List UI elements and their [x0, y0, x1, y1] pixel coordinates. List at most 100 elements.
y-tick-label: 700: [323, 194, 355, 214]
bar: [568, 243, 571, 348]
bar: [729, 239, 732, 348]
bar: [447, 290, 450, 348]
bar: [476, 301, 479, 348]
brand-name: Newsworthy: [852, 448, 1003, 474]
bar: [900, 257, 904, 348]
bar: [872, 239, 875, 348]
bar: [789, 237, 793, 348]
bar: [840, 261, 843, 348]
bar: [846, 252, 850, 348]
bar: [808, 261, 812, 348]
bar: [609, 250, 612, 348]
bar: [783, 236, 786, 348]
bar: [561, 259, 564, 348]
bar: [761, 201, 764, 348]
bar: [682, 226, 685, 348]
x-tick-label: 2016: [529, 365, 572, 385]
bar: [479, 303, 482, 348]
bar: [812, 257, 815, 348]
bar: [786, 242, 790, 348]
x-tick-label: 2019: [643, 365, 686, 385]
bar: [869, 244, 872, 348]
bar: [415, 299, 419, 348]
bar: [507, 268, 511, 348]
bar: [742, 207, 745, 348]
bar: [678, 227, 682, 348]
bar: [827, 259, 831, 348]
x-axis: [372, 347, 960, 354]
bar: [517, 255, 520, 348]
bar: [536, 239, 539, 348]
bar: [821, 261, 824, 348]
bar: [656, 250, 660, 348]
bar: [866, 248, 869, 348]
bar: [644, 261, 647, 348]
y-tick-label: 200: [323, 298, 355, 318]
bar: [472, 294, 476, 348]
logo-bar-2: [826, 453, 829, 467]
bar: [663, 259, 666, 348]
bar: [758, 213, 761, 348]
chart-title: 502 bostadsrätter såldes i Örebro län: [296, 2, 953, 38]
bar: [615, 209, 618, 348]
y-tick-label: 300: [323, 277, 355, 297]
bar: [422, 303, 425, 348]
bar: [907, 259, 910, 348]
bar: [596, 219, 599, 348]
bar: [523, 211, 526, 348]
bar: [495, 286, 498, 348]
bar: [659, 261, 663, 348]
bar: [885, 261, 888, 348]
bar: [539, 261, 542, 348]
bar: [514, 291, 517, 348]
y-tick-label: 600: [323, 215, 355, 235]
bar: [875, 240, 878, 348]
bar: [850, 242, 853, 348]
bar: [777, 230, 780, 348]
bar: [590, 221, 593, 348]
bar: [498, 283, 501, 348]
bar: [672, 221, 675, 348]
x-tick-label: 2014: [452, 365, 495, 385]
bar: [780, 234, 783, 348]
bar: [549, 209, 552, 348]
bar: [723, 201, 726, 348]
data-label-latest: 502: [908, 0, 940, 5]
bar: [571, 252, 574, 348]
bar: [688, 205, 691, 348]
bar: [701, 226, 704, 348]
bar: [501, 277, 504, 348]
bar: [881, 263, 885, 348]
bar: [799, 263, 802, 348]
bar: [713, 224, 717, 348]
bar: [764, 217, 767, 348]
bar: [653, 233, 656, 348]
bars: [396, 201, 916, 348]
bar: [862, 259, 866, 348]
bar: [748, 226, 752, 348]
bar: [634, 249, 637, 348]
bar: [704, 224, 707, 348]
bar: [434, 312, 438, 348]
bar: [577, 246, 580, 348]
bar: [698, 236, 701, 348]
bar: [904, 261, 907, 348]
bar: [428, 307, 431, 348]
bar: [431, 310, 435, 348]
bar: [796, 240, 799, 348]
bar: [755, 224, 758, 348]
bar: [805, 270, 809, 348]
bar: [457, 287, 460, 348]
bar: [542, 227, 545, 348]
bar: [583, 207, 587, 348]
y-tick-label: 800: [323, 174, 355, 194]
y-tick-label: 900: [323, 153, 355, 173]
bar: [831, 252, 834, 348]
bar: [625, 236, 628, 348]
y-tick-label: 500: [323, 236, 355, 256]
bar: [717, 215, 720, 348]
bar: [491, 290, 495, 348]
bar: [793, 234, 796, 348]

§ **Problem statement**: Reproduce verbatim the items from the very first line down to and including the line that contains "brand-name: Newsworthy: [852, 448, 1003, 474]".

§ **Result for this exercise**:
List UI elements and their [x0, y0, x1, y1] pixel coordinates. List at most 100 elements.
y-tick-label: 700: [323, 194, 355, 214]
bar: [568, 243, 571, 348]
bar: [729, 239, 732, 348]
bar: [447, 290, 450, 348]
bar: [476, 301, 479, 348]
brand-name: Newsworthy: [852, 448, 1003, 474]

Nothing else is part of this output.